▶ DATA EXTRACT
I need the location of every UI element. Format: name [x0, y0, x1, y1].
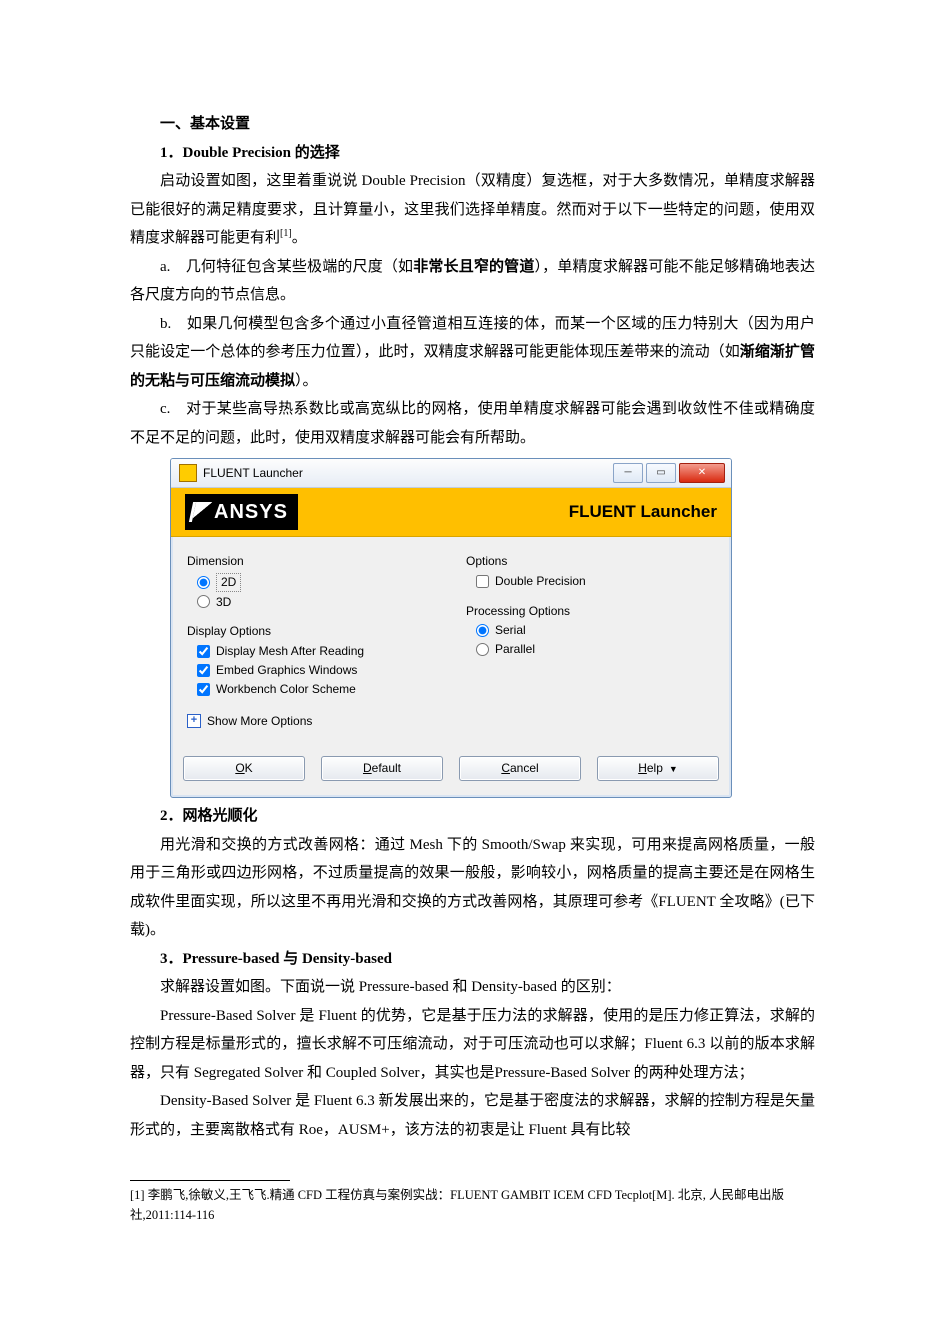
maximize-button[interactable]: ▭ [646, 463, 676, 483]
paragraph-a: a. 几何特征包含某些极端的尺度（如非常长且窄的管道），单精度求解器可能不能足够… [130, 253, 815, 310]
radio-2d[interactable] [197, 576, 210, 589]
checkbox-display-mesh[interactable] [197, 645, 210, 658]
ok-mnemonic: O [235, 761, 244, 775]
radio-2d-label: 2D [216, 573, 241, 592]
text: 。 [292, 230, 307, 246]
checkbox-workbench-color-label: Workbench Color Scheme [216, 681, 356, 698]
default-button[interactable]: Default [321, 756, 443, 781]
text: 启动设置如图，这里着重说说 Double Precision（双精度）复选框，对… [130, 173, 815, 246]
cancel-mnemonic: C [501, 761, 510, 775]
radio-parallel-label: Parallel [495, 641, 535, 658]
default-mnemonic: D [363, 761, 372, 775]
radio-parallel[interactable] [476, 643, 489, 656]
radio-3d-label: 3D [216, 594, 231, 611]
text: ）。 [295, 373, 318, 389]
app-icon [179, 464, 197, 482]
radio-serial-label: Serial [495, 622, 526, 639]
paragraph: Density-Based Solver 是 Fluent 6.3 新发展出来的… [130, 1087, 815, 1144]
close-button[interactable]: ✕ [679, 463, 725, 483]
show-more-options[interactable]: + Show More Options [171, 707, 731, 738]
bold-text: 非常长且窄的管道 [413, 259, 534, 275]
ok-button[interactable]: OK [183, 756, 305, 781]
radio-3d[interactable] [197, 595, 210, 608]
banner: ANSYS FLUENT Launcher [171, 488, 731, 537]
help-rest: elp [647, 761, 663, 775]
options-label: Options [466, 553, 715, 570]
default-rest: efault [372, 761, 401, 775]
processing-options-label: Processing Options [466, 603, 715, 620]
paragraph-c: c. 对于某些高导热系数比或高宽纵比的网格，使用单精度求解器可能会遇到收敛性不佳… [130, 395, 815, 452]
banner-title: FLUENT Launcher [569, 500, 717, 524]
fluent-launcher-window: FLUENT Launcher ─ ▭ ✕ ANSYS FLUENT Launc… [170, 458, 732, 798]
subheading-3: 3．Pressure-based 与 Density-based [130, 945, 815, 974]
subheading-2: 2．网格光顺化 [130, 802, 815, 831]
checkbox-display-mesh-label: Display Mesh After Reading [216, 643, 364, 660]
paragraph-b: b. 如果几何模型包含多个通过小直径管道相互连接的体，而某一个区域的压力特别大（… [130, 310, 815, 396]
checkbox-embed-graphics[interactable] [197, 664, 210, 677]
footnote-ref: [1] [280, 228, 292, 239]
dimension-label: Dimension [187, 553, 436, 570]
paragraph: 用光滑和交换的方式改善网格：通过 Mesh 下的 Smooth/Swap 来实现… [130, 831, 815, 945]
paragraph: Pressure-Based Solver 是 Fluent 的优势，它是基于压… [130, 1002, 815, 1088]
paragraph: 求解器设置如图。下面说一说 Pressure-based 和 Density-b… [130, 973, 815, 1002]
help-mnemonic: H [638, 761, 647, 775]
minimize-button[interactable]: ─ [613, 463, 643, 483]
checkbox-double-precision[interactable] [476, 575, 489, 588]
cancel-rest: ancel [510, 761, 539, 775]
help-button[interactable]: Help ▼ [597, 756, 719, 781]
chevron-down-icon: ▼ [669, 764, 678, 774]
checkbox-workbench-color[interactable] [197, 683, 210, 696]
section-heading-1: 一、基本设置 [130, 110, 815, 139]
window-title: FLUENT Launcher [203, 465, 303, 482]
plus-icon: + [187, 714, 201, 728]
cancel-button[interactable]: Cancel [459, 756, 581, 781]
display-options-label: Display Options [187, 623, 436, 640]
titlebar: FLUENT Launcher ─ ▭ ✕ [171, 459, 731, 488]
ansys-swoosh-icon [189, 502, 212, 522]
ansys-logo: ANSYS [185, 494, 298, 530]
subheading-1: 1．Double Precision 的选择 [130, 139, 815, 168]
ok-rest: K [245, 761, 253, 775]
logo-text: ANSYS [214, 498, 288, 526]
text: a. 几何特征包含某些极端的尺度（如 [160, 259, 413, 275]
radio-serial[interactable] [476, 624, 489, 637]
footnote-separator [130, 1180, 290, 1181]
show-more-label: Show More Options [207, 713, 312, 730]
checkbox-embed-graphics-label: Embed Graphics Windows [216, 662, 357, 679]
checkbox-double-precision-label: Double Precision [495, 573, 586, 590]
footnote: [1] 李鹏飞,徐敏义,王飞飞.精通 CFD 工程仿真与案例实战：FLUENT … [130, 1185, 815, 1225]
text: b. 如果几何模型包含多个通过小直径管道相互连接的体，而某一个区域的压力特别大（… [130, 316, 815, 361]
paragraph: 启动设置如图，这里着重说说 Double Precision（双精度）复选框，对… [130, 167, 815, 253]
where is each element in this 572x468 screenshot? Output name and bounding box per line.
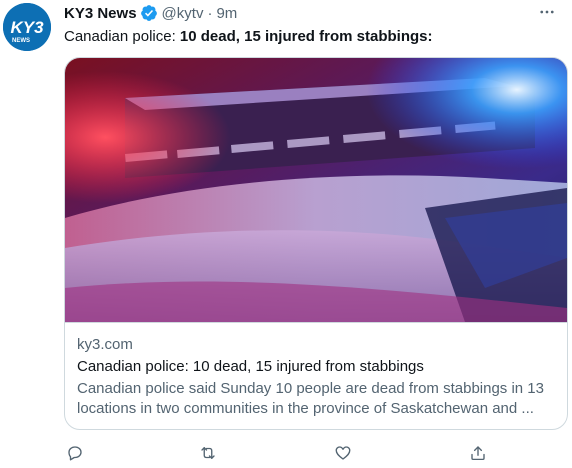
avatar-logo-text: KY3 [10,18,44,37]
card-description: Canadian police said Sunday 10 people ar… [77,380,544,417]
tweet-header: KY3 News @kytv · 9m [64,3,237,23]
action-bar [64,442,504,464]
share-icon[interactable] [467,442,489,464]
link-card[interactable]: ky3.com Canadian police: 10 dead, 15 inj… [64,57,568,430]
police-car-lights-photo[interactable] [65,58,567,323]
card-body: ky3.com Canadian police: 10 dead, 15 inj… [77,335,555,419]
avatar[interactable]: KY3 NEWS [3,3,51,51]
ky3-logo-icon: KY3 NEWS [3,3,51,51]
verified-badge-icon [140,4,158,22]
avatar-logo-subtext: NEWS [12,38,30,44]
reply-icon[interactable] [64,442,86,464]
handle[interactable]: @kytv [162,5,204,22]
more-icon[interactable] [536,2,558,22]
separator-dot: · [207,4,213,22]
timestamp[interactable]: 9m [216,5,237,22]
like-icon[interactable] [332,442,354,464]
tweet-text-bold: 10 dead, 15 injured from stabbings: [179,28,433,45]
tweet-text-prefix: Canadian police: [64,28,180,45]
retweet-icon[interactable] [197,442,219,464]
card-domain: ky3.com [77,336,133,353]
display-name[interactable]: KY3 News [64,5,137,22]
card-title: Canadian police: 10 dead, 15 injured fro… [77,358,424,375]
tweet-text: Canadian police: 10 dead, 15 injured fro… [64,27,432,47]
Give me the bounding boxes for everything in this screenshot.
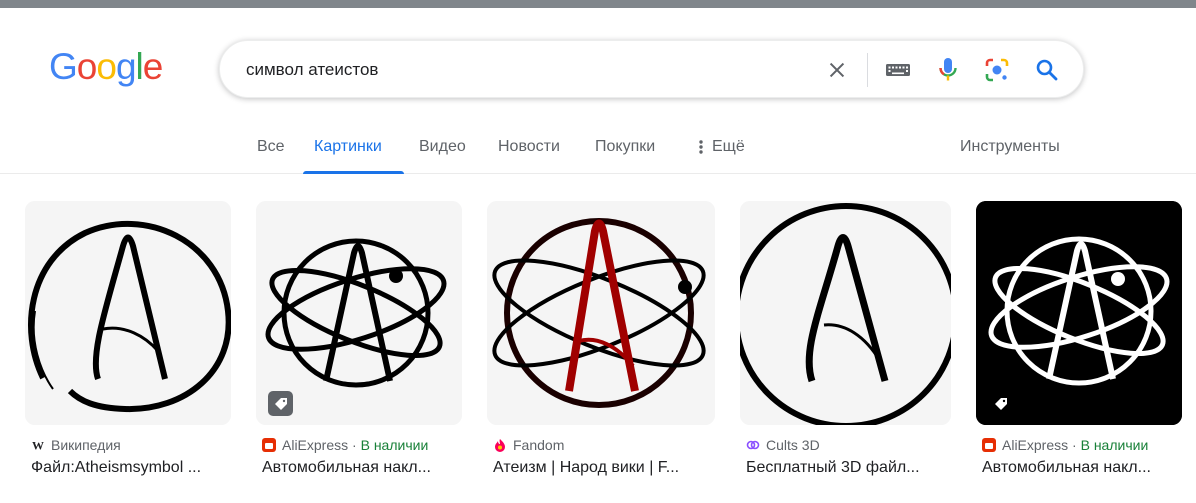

▶ TASK GOAL
Lay out every line of the rows above as a JSON list of strings, one string per line, with blank lines and the pictures left out.

▶ COMPLETED TASK
[
  "I need the location of every UI element. Format: name [x0, y0, x1, y1].",
  "maximize-button[interactable]: ▭ [646, 463, 676, 483]",
  "paragraph-a: a. 几何特征包含某些极端的尺度（如非常长且窄的管道），单精度求解器可能不能足够… [130, 253, 815, 310]",
  "radio-2d[interactable] [197, 576, 210, 589]",
  "checkbox-display-mesh[interactable] [197, 645, 210, 658]",
  "ok-mnemonic: O [235, 761, 244, 775]",
  "radio-2d-label: 2D [216, 573, 241, 592]",
  "text: 。 [292, 230, 307, 246]",
  "checkbox-workbench-color-label: Workbench Color Scheme [216, 681, 356, 698]",
  "default-button[interactable]: Default [321, 756, 443, 781]",
  "text: 启动设置如图，这里着重说说 Double Precision（双精度）复选框，对… [130, 173, 815, 246]",
  "cancel-mnemonic: C [501, 761, 510, 775]",
  "radio-parallel-label: Parallel [495, 641, 535, 658]",
  "default-mnemonic: D [363, 761, 372, 775]",
  "radio-parallel[interactable] [476, 643, 489, 656]",
  "radio-3d-label: 3D [216, 594, 231, 611]",
  "text: ）。 [295, 373, 318, 389]",
  "app-icon [179, 464, 197, 482]",
  "radio-serial-label: Serial [495, 622, 526, 639]",
  "paragraph: Density-Based Solver 是 Fluent 6.3 新发展出来的… [130, 1087, 815, 1144]",
  "close-button[interactable]: ✕ [679, 463, 725, 483]",
  "show-more-options[interactable]: + Show More Options [171, 707, 731, 738]",
  "bold-text: 非常长且窄的管道 [413, 259, 534, 275]",
  "ok-button[interactable]: OK [183, 756, 305, 781]",
  "radio-3d[interactable] [197, 595, 210, 608]",
  "banner: ANSYS FLUENT Launcher [171, 488, 731, 537]",
  "help-rest: elp [647, 761, 663, 775]",
  "options-label: Options [466, 553, 715, 570]",
  "default-rest: efault [372, 761, 401, 775]",
  "processing-options-label: Processing Options [466, 603, 715, 620]",
  "paragraph-c: c. 对于某些高导热系数比或高宽纵比的网格，使用单精度求解器可能会遇到收敛性不佳… [130, 395, 815, 452]",
  "banner-title: FLUENT Launcher [569, 500, 717, 524]",
  "fluent-launcher-window: FLUENT Launcher ─ ▭ ✕ ANSYS FLUENT Launc… [170, 458, 732, 798]",
  "subheading-3: 3．Pressure-based 与 Density-based [130, 945, 815, 974]",
  "subheading-2: 2．网格光顺化 [130, 802, 815, 831]",
  "checkbox-display-mesh-label: Display Mesh After Reading [216, 643, 364, 660]",
  "paragraph-b: b. 如果几何模型包含多个通过小直径管道相互连接的体，而某一个区域的压力特别大（… [130, 310, 815, 396]",
  "checkbox-embed-graphics[interactable] [197, 664, 210, 677]",
  "footnote-ref: [1] [280, 228, 292, 239]",
  "dimension-label: Dimension [187, 553, 436, 570]",
  "paragraph: 用光滑和交换的方式改善网格：通过 Mesh 下的 Smooth/Swap 来实现… [130, 831, 815, 945]",
  "paragraph: Pressure-Based Solver 是 Fluent 的优势，它是基于压… [130, 1002, 815, 1088]",
  "paragraph: 求解器设置如图。下面说一说 Pressure-based 和 Density-b… [130, 973, 815, 1002]",
  "help-mnemonic: H [638, 761, 647, 775]",
  "minimize-button[interactable]: ─ [613, 463, 643, 483]",
  "checkbox-double-precision[interactable] [476, 575, 489, 588]",
  "cancel-rest: ancel [510, 761, 539, 775]",
  "help-button[interactable]: Help ▼ [597, 756, 719, 781]",
  "chevron-down-icon: ▼ [669, 764, 678, 774]",
  "checkbox-workbench-color[interactable] [197, 683, 210, 696]",
  "section-heading-1: 一、基本设置 [130, 110, 815, 139]",
  "window-title: FLUENT Launcher [203, 465, 303, 482]",
  "plus-icon: + [187, 714, 201, 728]",
  "cancel-button[interactable]: Cancel [459, 756, 581, 781]",
  "display-options-label: Display Options [187, 623, 436, 640]",
  "titlebar: FLUENT Launcher ─ ▭ ✕ [171, 459, 731, 488]",
  "ansys-swoosh-icon [189, 502, 212, 522]",
  "ansys-logo: ANSYS [185, 494, 298, 530]",
  "subheading-1: 1．Double Precision 的选择 [130, 139, 815, 168]",
  "ok-rest: K [245, 761, 253, 775]",
  "logo-text: ANSYS [214, 498, 288, 526]",
  "text: a. 几何特征包含某些极端的尺度（如 [160, 259, 413, 275]",
  "radio-serial[interactable] [476, 624, 489, 637]",
  "footnote-separator [130, 1180, 290, 1181]",
  "show-more-label: Show More Options [207, 713, 312, 730]",
  "checkbox-embed-graphics-label: Embed Graphics Windows [216, 662, 357, 679]",
  "checkbox-double-precision-label: Double Precision [495, 573, 586, 590]",
  "footnote: [1] 李鹏飞,徐敏义,王飞飞.精通 CFD 工程仿真与案例实战：FLUENT … [130, 1185, 815, 1225]",
  "text: b. 如果几何模型包含多个通过小直径管道相互连接的体，而某一个区域的压力特别大（… [130, 316, 815, 361]",
  "paragraph: 启动设置如图，这里着重说说 Double Precision（双精度）复选框，对… [130, 167, 815, 253]",
  "where is each element in this 572x468 screenshot? Output name and bounding box per line.",
  "avatar-logo-text: KY3 [10,18,44,37]",
  "card-description: Canadian police said Sunday 10 people ar… [77,380,544,417]",
  "tweet-header: KY3 News @kytv · 9m [64,3,237,23]",
  "action-bar [64,442,504,464]",
  "share-icon[interactable] [467,442,489,464]",
  "link-card[interactable]: ky3.com Canadian police: 10 dead, 15 inj… [64,57,568,430]",
  "police-car-lights-photo[interactable] [65,58,567,323]",
  "card-body: ky3.com Canadian police: 10 dead, 15 inj… [77,335,555,419]",
  "avatar[interactable]: KY3 NEWS [3,3,51,51]",
  "ky3-logo-icon: KY3 NEWS [3,3,51,51]",
  "verified-badge-icon [140,4,158,22]",
  "avatar-logo-subtext: NEWS [12,38,30,44]",
  "reply-icon[interactable] [64,442,86,464]",
  "handle[interactable]: @kytv [162,5,204,22]",
  "more-icon[interactable] [536,2,558,22]",
  "separator-dot: · [207,4,213,22]",
  "timestamp[interactable]: 9m [216,5,237,22]",
  "like-icon[interactable] [332,442,354,464]",
  "tweet-text-bold: 10 dead, 15 injured from stabbings: [179,28,433,45]",
  "tweet-text-prefix: Canadian police: [64,28,180,45]",
  "retweet-icon[interactable] [197,442,219,464]",
  "card-domain: ky3.com [77,336,133,353]",
  "display-name[interactable]: KY3 News [64,5,137,22]",
  "card-title: Canadian police: 10 dead, 15 injured fro… [77,358,424,375]",
  "tweet-text: Canadian police: 10 dead, 15 injured fro… [64,27,432,47]",
  "Give me the bounding boxes for everything in this screenshot."
]